[DIRECTIONS] Each entry needs to be given again, character for character.

[SUPPLIED RECORDS]
▼
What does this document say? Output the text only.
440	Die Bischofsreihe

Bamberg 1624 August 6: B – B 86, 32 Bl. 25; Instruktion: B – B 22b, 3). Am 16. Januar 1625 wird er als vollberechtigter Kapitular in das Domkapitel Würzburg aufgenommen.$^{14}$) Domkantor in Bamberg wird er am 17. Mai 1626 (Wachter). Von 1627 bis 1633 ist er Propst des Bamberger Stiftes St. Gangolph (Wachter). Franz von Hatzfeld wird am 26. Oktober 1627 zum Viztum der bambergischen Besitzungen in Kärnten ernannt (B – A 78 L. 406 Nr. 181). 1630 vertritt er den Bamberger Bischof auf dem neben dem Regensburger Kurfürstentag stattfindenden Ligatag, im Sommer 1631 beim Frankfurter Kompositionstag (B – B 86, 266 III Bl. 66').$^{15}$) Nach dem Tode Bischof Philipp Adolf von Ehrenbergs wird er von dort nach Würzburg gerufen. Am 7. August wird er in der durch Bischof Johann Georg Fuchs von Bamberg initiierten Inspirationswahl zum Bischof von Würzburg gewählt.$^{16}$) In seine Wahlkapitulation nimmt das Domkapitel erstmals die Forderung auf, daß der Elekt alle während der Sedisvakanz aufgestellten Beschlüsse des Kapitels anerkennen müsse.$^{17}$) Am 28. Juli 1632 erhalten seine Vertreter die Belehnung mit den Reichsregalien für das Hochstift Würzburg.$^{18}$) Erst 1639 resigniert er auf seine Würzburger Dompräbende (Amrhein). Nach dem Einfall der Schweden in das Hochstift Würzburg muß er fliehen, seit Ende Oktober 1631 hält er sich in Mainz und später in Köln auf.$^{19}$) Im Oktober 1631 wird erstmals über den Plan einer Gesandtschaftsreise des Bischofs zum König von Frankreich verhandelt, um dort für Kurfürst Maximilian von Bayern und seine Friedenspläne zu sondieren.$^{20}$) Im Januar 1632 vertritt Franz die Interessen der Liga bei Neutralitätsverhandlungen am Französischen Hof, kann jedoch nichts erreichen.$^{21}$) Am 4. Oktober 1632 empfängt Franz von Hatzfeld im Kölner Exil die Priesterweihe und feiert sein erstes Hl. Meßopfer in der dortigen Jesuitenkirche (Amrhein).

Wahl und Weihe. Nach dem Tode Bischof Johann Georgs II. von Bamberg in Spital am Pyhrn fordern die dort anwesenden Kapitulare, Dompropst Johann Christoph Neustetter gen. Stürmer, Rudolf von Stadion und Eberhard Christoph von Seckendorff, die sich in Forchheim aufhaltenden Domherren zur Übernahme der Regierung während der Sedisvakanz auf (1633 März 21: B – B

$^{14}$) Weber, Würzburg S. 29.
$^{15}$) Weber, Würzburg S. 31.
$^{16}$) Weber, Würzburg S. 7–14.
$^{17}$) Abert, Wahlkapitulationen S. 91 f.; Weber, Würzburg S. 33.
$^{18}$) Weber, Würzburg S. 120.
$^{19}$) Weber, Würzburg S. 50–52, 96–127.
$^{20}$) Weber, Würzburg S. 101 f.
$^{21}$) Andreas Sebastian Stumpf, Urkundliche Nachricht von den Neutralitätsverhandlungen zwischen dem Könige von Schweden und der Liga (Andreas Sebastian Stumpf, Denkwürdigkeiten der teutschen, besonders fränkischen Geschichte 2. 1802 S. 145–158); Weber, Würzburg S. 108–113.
▲
[ANSWER FOR THIS EXERCISE]
What does this document say? Output the text only.
440	Die Bischofsreihe

Bamberg 1624 August 6: B – B 86, 32 Bl. 25; Instruktion: B – B 22b, 3). Am 16. Januar 1625 wird er als vollberechtigter Kapitular in das Domkapitel Würzburg aufgenommen.$^{14}$) Domkantor in Bamberg wird er am 17. Mai 1626 (Wachter). Von 1627 bis 1633 ist er Propst des Bamberger Stiftes St. Gangolph (Wachter). Franz von Hatzfeld wird am 26. Oktober 1627 zum Viztum der bambergischen Besitzungen in Kärnten ernannt (B – A 78 L. 406 Nr. 181). 1630 vertritt er den Bamberger Bischof auf dem neben dem Regensburger Kurfürstentag stattfindenden Ligatag, im Sommer 1631 beim Frankfurter Kompositionstag (B – B 86, 266 III Bl. 66').$^{15}$) Nach dem Tode Bischof Philipp Adolf von Ehrenbergs wird er von dort nach Würzburg gerufen. Am 7. August wird er in der durch Bischof Johann Georg Fuchs von Bamberg initiierten Inspirationswahl zum Bischof von Würzburg gewählt.$^{16}$) In seine Wahlkapitulation nimmt das Domkapitel erstmals die Forderung auf, daß der Elekt alle während der Sedisvakanz aufgestellten Beschlüsse des Kapitels anerkennen müsse.$^{17}$) Am 28. Juli 1632 erhalten seine Vertreter die Belehnung mit den Reichsregalien für das Hochstift Würzburg.$^{18}$) Erst 1639 resigniert er auf seine Würzburger Dompräbende (Amrhein). Nach dem Einfall der Schweden in das Hochstift Würzburg muß er fliehen, seit Ende Oktober 1631 hält er sich in Mainz und später in Köln auf.$^{19}$) Im Oktober 1631 wird erstmals über den Plan einer Gesandtschaftsreise des Bischofs zum König von Frankreich verhandelt, um dort für Kurfürst Maximilian von Bayern und seine Friedenspläne zu sondieren.$^{20}$) Im Januar 1632 vertritt Franz die Interessen der Liga bei Neutralitätsverhandlungen am Französischen Hof, kann jedoch nichts erreichen.$^{21}$) Am 4. Oktober 1632 empfängt Franz von Hatzfeld im Kölner Exil die Priesterweihe und feiert sein erstes Hl. Meßopfer in der dortigen Jesuitenkirche (Amrhein).

Wahl und Weihe. Nach dem Tode Bischof Johann Georgs II. von Bamberg in Spital am Pyhrn fordern die dort anwesenden Kapitulare, Dompropst Johann Christoph Neustetter gen. Stürmer, Rudolf von Stadion und Eberhard Christoph von Seckendorff, die sich in Forchheim aufhaltenden Domherren zur Übernahme der Regierung während der Sedisvakanz auf (1633 März 21: B – B

$^{14}$) Weber, Würzburg S. 29.
$^{15}$) Weber, Würzburg S. 31.
$^{16}$) Weber, Würzburg S. 7–14.
$^{17}$) Abert, Wahlkapitulationen S. 91 f.; Weber, Würzburg S. 33.
$^{18}$) Weber, Würzburg S. 120.
$^{19}$) Weber, Würzburg S. 50–52, 96–127.
$^{20}$) Weber, Würzburg S. 101 f.
$^{21}$) Andreas Sebastian Stumpf, Urkundliche Nachricht von den Neutralitätsverhandlungen zwischen dem Könige von Schweden und der Liga (Andreas Sebastian Stumpf, Denkwürdigkeiten der teutschen, besonders fränkischen Geschichte 2. 1802 S. 145–158); Weber, Würzburg S. 108–113.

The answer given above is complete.